What is expected: All of the records listed below should be retyped exactly.

(Stored data)
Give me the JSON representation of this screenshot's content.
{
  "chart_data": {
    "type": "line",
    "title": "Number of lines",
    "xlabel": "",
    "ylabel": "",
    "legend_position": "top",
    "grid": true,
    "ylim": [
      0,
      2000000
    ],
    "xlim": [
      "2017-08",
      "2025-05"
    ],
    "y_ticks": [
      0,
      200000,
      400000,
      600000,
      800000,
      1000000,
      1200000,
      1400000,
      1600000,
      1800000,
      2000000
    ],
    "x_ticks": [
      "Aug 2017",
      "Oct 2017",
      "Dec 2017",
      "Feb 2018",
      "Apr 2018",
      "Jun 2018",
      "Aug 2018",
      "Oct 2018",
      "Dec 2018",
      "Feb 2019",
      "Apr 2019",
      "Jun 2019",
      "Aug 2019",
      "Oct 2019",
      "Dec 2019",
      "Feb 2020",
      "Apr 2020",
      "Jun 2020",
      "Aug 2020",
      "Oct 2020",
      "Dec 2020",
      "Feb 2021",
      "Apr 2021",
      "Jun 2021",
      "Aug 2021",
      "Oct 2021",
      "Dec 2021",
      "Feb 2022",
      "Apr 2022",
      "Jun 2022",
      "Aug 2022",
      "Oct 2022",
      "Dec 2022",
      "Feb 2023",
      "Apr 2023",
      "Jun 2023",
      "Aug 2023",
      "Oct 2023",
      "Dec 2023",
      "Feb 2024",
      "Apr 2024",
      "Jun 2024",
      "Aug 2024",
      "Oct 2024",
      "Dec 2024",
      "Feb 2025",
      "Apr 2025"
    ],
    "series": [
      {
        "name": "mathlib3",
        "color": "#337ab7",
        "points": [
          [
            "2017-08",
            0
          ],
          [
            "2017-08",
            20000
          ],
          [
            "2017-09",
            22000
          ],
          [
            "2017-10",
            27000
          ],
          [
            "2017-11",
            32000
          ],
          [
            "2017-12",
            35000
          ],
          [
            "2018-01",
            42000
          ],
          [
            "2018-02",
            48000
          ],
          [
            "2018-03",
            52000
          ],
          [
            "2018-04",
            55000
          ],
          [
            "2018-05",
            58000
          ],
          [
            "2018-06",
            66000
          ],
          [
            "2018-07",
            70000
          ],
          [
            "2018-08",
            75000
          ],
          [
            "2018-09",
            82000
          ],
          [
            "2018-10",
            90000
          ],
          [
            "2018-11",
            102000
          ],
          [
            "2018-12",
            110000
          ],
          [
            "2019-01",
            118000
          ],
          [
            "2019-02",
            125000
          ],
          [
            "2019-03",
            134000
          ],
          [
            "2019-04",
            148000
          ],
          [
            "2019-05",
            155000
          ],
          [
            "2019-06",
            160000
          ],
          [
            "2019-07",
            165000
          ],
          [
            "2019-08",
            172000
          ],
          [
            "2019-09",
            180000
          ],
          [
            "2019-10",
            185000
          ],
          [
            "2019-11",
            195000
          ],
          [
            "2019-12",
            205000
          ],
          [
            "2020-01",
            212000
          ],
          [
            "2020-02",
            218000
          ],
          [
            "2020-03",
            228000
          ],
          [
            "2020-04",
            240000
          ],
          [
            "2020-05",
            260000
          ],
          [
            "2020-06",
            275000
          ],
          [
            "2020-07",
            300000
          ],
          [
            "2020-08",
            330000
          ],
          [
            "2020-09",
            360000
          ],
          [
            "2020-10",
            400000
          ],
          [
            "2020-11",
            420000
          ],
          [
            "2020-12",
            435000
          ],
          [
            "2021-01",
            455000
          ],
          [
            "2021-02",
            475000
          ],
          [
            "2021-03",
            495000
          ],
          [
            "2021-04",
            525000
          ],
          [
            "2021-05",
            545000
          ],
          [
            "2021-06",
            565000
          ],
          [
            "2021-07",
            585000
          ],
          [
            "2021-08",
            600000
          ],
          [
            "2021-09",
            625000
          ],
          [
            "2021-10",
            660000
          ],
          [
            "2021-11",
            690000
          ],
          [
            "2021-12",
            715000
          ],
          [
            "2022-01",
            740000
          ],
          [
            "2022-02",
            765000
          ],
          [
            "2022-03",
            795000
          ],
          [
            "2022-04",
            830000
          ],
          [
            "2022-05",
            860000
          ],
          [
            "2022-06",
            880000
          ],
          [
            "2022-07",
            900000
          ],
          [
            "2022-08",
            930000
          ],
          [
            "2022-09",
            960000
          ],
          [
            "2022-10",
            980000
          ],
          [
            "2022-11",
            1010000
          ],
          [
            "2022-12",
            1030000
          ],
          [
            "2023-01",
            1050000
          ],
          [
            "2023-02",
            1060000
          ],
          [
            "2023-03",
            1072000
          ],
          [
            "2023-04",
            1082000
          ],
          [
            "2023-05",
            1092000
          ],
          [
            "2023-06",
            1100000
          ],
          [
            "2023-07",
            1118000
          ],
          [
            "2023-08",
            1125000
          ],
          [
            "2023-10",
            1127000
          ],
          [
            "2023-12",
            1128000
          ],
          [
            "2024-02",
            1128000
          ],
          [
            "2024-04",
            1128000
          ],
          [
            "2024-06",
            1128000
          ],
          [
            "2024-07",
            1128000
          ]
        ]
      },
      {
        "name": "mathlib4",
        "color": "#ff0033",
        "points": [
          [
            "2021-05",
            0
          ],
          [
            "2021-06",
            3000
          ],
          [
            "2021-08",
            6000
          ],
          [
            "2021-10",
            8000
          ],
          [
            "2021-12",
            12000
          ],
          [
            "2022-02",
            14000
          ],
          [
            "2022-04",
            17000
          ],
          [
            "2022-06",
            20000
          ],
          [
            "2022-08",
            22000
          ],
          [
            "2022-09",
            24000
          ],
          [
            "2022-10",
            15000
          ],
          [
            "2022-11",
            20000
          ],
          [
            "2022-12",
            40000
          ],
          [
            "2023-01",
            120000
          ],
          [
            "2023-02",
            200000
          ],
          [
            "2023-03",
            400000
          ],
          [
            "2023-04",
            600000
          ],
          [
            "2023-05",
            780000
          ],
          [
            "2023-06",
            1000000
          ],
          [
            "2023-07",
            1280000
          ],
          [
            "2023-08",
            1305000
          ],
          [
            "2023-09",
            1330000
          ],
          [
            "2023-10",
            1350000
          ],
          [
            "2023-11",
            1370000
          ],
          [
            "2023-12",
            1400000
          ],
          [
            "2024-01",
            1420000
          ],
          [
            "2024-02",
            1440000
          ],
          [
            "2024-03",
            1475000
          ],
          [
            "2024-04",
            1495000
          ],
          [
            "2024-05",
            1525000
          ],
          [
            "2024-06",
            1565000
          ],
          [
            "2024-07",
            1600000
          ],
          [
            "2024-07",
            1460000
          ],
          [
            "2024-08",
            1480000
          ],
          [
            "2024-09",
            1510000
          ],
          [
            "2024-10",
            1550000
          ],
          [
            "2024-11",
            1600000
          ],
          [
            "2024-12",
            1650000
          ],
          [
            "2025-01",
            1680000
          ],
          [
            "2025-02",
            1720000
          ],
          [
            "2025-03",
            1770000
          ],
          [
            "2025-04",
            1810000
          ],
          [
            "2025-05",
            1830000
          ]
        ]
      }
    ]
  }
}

Task answer:
Give me the JSON representation of this screenshot's content.
{
  "chart_data": {
    "type": "line",
    "title": "Number of lines",
    "xlabel": "",
    "ylabel": "",
    "legend_position": "top",
    "grid": true,
    "ylim": [
      0,
      2000000
    ],
    "xlim": [
      "2017-08",
      "2025-05"
    ],
    "y_ticks": [
      0,
      200000,
      400000,
      600000,
      800000,
      1000000,
      1200000,
      1400000,
      1600000,
      1800000,
      2000000
    ],
    "x_ticks": [
      "Aug 2017",
      "Oct 2017",
      "Dec 2017",
      "Feb 2018",
      "Apr 2018",
      "Jun 2018",
      "Aug 2018",
      "Oct 2018",
      "Dec 2018",
      "Feb 2019",
      "Apr 2019",
      "Jun 2019",
      "Aug 2019",
      "Oct 2019",
      "Dec 2019",
      "Feb 2020",
      "Apr 2020",
      "Jun 2020",
      "Aug 2020",
      "Oct 2020",
      "Dec 2020",
      "Feb 2021",
      "Apr 2021",
      "Jun 2021",
      "Aug 2021",
      "Oct 2021",
      "Dec 2021",
      "Feb 2022",
      "Apr 2022",
      "Jun 2022",
      "Aug 2022",
      "Oct 2022",
      "Dec 2022",
      "Feb 2023",
      "Apr 2023",
      "Jun 2023",
      "Aug 2023",
      "Oct 2023",
      "Dec 2023",
      "Feb 2024",
      "Apr 2024",
      "Jun 2024",
      "Aug 2024",
      "Oct 2024",
      "Dec 2024",
      "Feb 2025",
      "Apr 2025"
    ],
    "series": [
      {
        "name": "mathlib3",
        "color": "#337ab7",
        "points": [
          [
            "2017-08",
            0
          ],
          [
            "2017-08",
            20000
          ],
          [
            "2017-09",
            22000
          ],
          [
            "2017-10",
            27000
          ],
          [
            "2017-11",
            32000
          ],
          [
            "2017-12",
            35000
          ],
          [
            "2018-01",
            42000
          ],
          [
            "2018-02",
            48000
          ],
          [
            "2018-03",
            52000
          ],
          [
            "2018-04",
            55000
          ],
          [
            "2018-05",
            58000
          ],
          [
            "2018-06",
            66000
          ],
          [
            "2018-07",
            70000
          ],
          [
            "2018-08",
            75000
          ],
          [
            "2018-09",
            82000
          ],
          [
            "2018-10",
            90000
          ],
          [
            "2018-11",
            102000
          ],
          [
            "2018-12",
            110000
          ],
          [
            "2019-01",
            118000
          ],
          [
            "2019-02",
            125000
          ],
          [
            "2019-03",
            134000
          ],
          [
            "2019-04",
            148000
          ],
          [
            "2019-05",
            155000
          ],
          [
            "2019-06",
            160000
          ],
          [
            "2019-07",
            165000
          ],
          [
            "2019-08",
            172000
          ],
          [
            "2019-09",
            180000
          ],
          [
            "2019-10",
            185000
          ],
          [
            "2019-11",
            195000
          ],
          [
            "2019-12",
            205000
          ],
          [
            "2020-01",
            212000
          ],
          [
            "2020-02",
            218000
          ],
          [
            "2020-03",
            228000
          ],
          [
            "2020-04",
            240000
          ],
          [
            "2020-05",
            260000
          ],
          [
            "2020-06",
            275000
          ],
          [
            "2020-07",
            300000
          ],
          [
            "2020-08",
            330000
          ],
          [
            "2020-09",
            360000
          ],
          [
            "2020-10",
            400000
          ],
          [
            "2020-11",
            420000
          ],
          [
            "2020-12",
            435000
          ],
          [
            "2021-01",
            455000
          ],
          [
            "2021-02",
            475000
          ],
          [
            "2021-03",
            495000
          ],
          [
            "2021-04",
            525000
          ],
          [
            "2021-05",
            545000
          ],
          [
            "2021-06",
            565000
          ],
          [
            "2021-07",
            585000
          ],
          [
            "2021-08",
            600000
          ],
          [
            "2021-09",
            625000
          ],
          [
            "2021-10",
            660000
          ],
          [
            "2021-11",
            690000
          ],
          [
            "2021-12",
            715000
          ],
          [
            "2022-01",
            740000
          ],
          [
            "2022-02",
            765000
          ],
          [
            "2022-03",
            795000
          ],
          [
            "2022-04",
            830000
          ],
          [
            "2022-05",
            860000
          ],
          [
            "2022-06",
            880000
          ],
          [
            "2022-07",
            900000
          ],
          [
            "2022-08",
            930000
          ],
          [
            "2022-09",
            960000
          ],
          [
            "2022-10",
            980000
          ],
          [
            "2022-11",
            1010000
          ],
          [
            "2022-12",
            1030000
          ],
          [
            "2023-01",
            1050000
          ],
          [
            "2023-02",
            1060000
          ],
          [
            "2023-03",
            1072000
          ],
          [
            "2023-04",
            1082000
          ],
          [
            "2023-05",
            1092000
          ],
          [
            "2023-06",
            1100000
          ],
          [
            "2023-07",
            1118000
          ],
          [
            "2023-08",
            1125000
          ],
          [
            "2023-10",
            1127000
          ],
          [
            "2023-12",
            1128000
          ],
          [
            "2024-02",
            1128000
          ],
          [
            "2024-04",
            1128000
          ],
          [
            "2024-06",
            1128000
          ],
          [
            "2024-07",
            1128000
          ]
        ]
      },
      {
        "name": "mathlib4",
        "color": "#ff0033",
        "points": [
          [
            "2021-05",
            0
          ],
          [
            "2021-06",
            3000
          ],
          [
            "2021-08",
            6000
          ],
          [
            "2021-10",
            8000
          ],
          [
            "2021-12",
            12000
          ],
          [
            "2022-02",
            14000
          ],
          [
            "2022-04",
            17000
          ],
          [
            "2022-06",
            20000
          ],
          [
            "2022-08",
            22000
          ],
          [
            "2022-09",
            24000
          ],
          [
            "2022-10",
            15000
          ],
          [
            "2022-11",
            20000
          ],
          [
            "2022-12",
            40000
          ],
          [
            "2023-01",
            120000
          ],
          [
            "2023-02",
            200000
          ],
          [
            "2023-03",
            400000
          ],
          [
            "2023-04",
            600000
          ],
          [
            "2023-05",
            780000
          ],
          [
            "2023-06",
            1000000
          ],
          [
            "2023-07",
            1280000
          ],
          [
            "2023-08",
            1305000
          ],
          [
            "2023-09",
            1330000
          ],
          [
            "2023-10",
            1350000
          ],
          [
            "2023-11",
            1370000
          ],
          [
            "2023-12",
            1400000
          ],
          [
            "2024-01",
            1420000
          ],
          [
            "2024-02",
            1440000
          ],
          [
            "2024-03",
            1475000
          ],
          [
            "2024-04",
            1495000
          ],
          [
            "2024-05",
            1525000
          ],
          [
            "2024-06",
            1565000
          ],
          [
            "2024-07",
            1600000
          ],
          [
            "2024-07",
            1460000
          ],
          [
            "2024-08",
            1480000
          ],
          [
            "2024-09",
            1510000
          ],
          [
            "2024-10",
            1550000
          ],
          [
            "2024-11",
            1600000
          ],
          [
            "2024-12",
            1650000
          ],
          [
            "2025-01",
            1680000
          ],
          [
            "2025-02",
            1720000
          ],
          [
            "2025-03",
            1770000
          ],
          [
            "2025-04",
            1810000
          ],
          [
            "2025-05",
            1830000
          ]
        ]
      }
    ]
  }
}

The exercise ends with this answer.